- **Directive**
The records below must be output exactly, without pictures.

Begin Data rows

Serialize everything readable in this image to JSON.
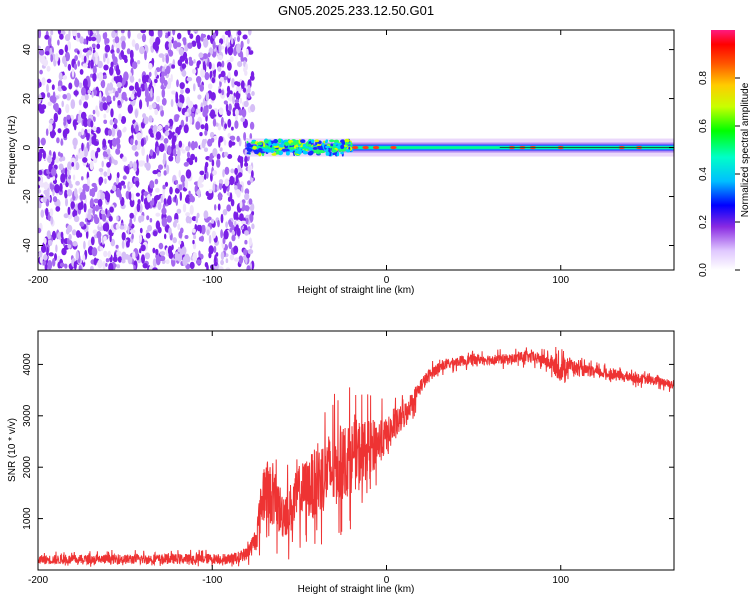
{
  "title": "GN05.2025.233.12.50.G01",
  "chart_data": [
    {
      "type": "heatmap",
      "xlabel": "Height of straight line (km)",
      "ylabel": "Frequency (Hz)",
      "xlim": [
        -200,
        165
      ],
      "ylim": [
        -50,
        48
      ],
      "xticks": [
        -200,
        -100,
        0,
        100
      ],
      "yticks": [
        -40,
        -20,
        0,
        20,
        40
      ],
      "colorbar": {
        "label": "Normalized spectral amplitude",
        "range": [
          0,
          1
        ],
        "ticks": [
          0.0,
          0.2,
          0.4,
          0.6,
          0.8
        ]
      },
      "regions": [
        {
          "x": [
            -200,
            -80
          ],
          "description": "broadband noise",
          "amplitude": 0.1
        },
        {
          "x": [
            -80,
            165
          ],
          "frequency_center": 0,
          "amplitude": 0.6
        }
      ]
    },
    {
      "type": "line",
      "xlabel": "Height of straight line (km)",
      "ylabel": "SNR (10 * v/v)",
      "xlim": [
        -200,
        165
      ],
      "ylim": [
        0,
        4650
      ],
      "xticks": [
        -200,
        -100,
        0,
        100
      ],
      "yticks": [
        1000,
        2000,
        3000,
        4000
      ],
      "color": "#ee3333",
      "series": [
        {
          "x": [
            -200,
            -90,
            -85,
            -80,
            -75,
            -70,
            -65,
            -60,
            -55,
            -50,
            -45,
            -40,
            -35,
            -30,
            -25,
            -20,
            -15,
            -10,
            -5,
            0,
            5,
            10,
            15,
            20,
            25,
            30,
            40,
            50,
            60,
            70,
            80,
            90,
            95,
            100,
            105,
            110,
            120,
            130,
            140,
            150,
            160,
            165
          ],
          "y": [
            200,
            220,
            250,
            320,
            600,
            1600,
            1400,
            1100,
            1200,
            1500,
            1600,
            1700,
            1900,
            1950,
            2100,
            2200,
            2300,
            2350,
            2500,
            2600,
            2800,
            3000,
            3300,
            3600,
            3800,
            3950,
            4050,
            4100,
            4100,
            4100,
            4150,
            4100,
            4000,
            3900,
            4000,
            3900,
            3850,
            3800,
            3750,
            3700,
            3650,
            3600
          ],
          "spread": [
            180,
            200,
            220,
            250,
            500,
            1300,
            1100,
            1000,
            1000,
            1100,
            1200,
            1400,
            1500,
            1500,
            1500,
            1400,
            1300,
            1100,
            900,
            700,
            600,
            500,
            400,
            300,
            250,
            200,
            200,
            200,
            200,
            200,
            220,
            250,
            300,
            500,
            300,
            250,
            200,
            200,
            180,
            180,
            180,
            180
          ]
        }
      ]
    }
  ]
}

End Data rows

- **Answer for the task**
Serialize everything readable in this image to JSON.
{
  "title": "GN05.2025.233.12.50.G01",
  "chart_data": [
    {
      "type": "heatmap",
      "xlabel": "Height of straight line (km)",
      "ylabel": "Frequency (Hz)",
      "xlim": [
        -200,
        165
      ],
      "ylim": [
        -50,
        48
      ],
      "xticks": [
        -200,
        -100,
        0,
        100
      ],
      "yticks": [
        -40,
        -20,
        0,
        20,
        40
      ],
      "colorbar": {
        "label": "Normalized spectral amplitude",
        "range": [
          0,
          1
        ],
        "ticks": [
          0.0,
          0.2,
          0.4,
          0.6,
          0.8
        ]
      },
      "regions": [
        {
          "x": [
            -200,
            -80
          ],
          "description": "broadband noise",
          "amplitude": 0.1
        },
        {
          "x": [
            -80,
            165
          ],
          "frequency_center": 0,
          "amplitude": 0.6
        }
      ]
    },
    {
      "type": "line",
      "xlabel": "Height of straight line (km)",
      "ylabel": "SNR (10 * v/v)",
      "xlim": [
        -200,
        165
      ],
      "ylim": [
        0,
        4650
      ],
      "xticks": [
        -200,
        -100,
        0,
        100
      ],
      "yticks": [
        1000,
        2000,
        3000,
        4000
      ],
      "color": "#ee3333",
      "series": [
        {
          "x": [
            -200,
            -90,
            -85,
            -80,
            -75,
            -70,
            -65,
            -60,
            -55,
            -50,
            -45,
            -40,
            -35,
            -30,
            -25,
            -20,
            -15,
            -10,
            -5,
            0,
            5,
            10,
            15,
            20,
            25,
            30,
            40,
            50,
            60,
            70,
            80,
            90,
            95,
            100,
            105,
            110,
            120,
            130,
            140,
            150,
            160,
            165
          ],
          "y": [
            200,
            220,
            250,
            320,
            600,
            1600,
            1400,
            1100,
            1200,
            1500,
            1600,
            1700,
            1900,
            1950,
            2100,
            2200,
            2300,
            2350,
            2500,
            2600,
            2800,
            3000,
            3300,
            3600,
            3800,
            3950,
            4050,
            4100,
            4100,
            4100,
            4150,
            4100,
            4000,
            3900,
            4000,
            3900,
            3850,
            3800,
            3750,
            3700,
            3650,
            3600
          ],
          "spread": [
            180,
            200,
            220,
            250,
            500,
            1300,
            1100,
            1000,
            1000,
            1100,
            1200,
            1400,
            1500,
            1500,
            1500,
            1400,
            1300,
            1100,
            900,
            700,
            600,
            500,
            400,
            300,
            250,
            200,
            200,
            200,
            200,
            200,
            220,
            250,
            300,
            500,
            300,
            250,
            200,
            200,
            180,
            180,
            180,
            180
          ]
        }
      ]
    }
  ]
}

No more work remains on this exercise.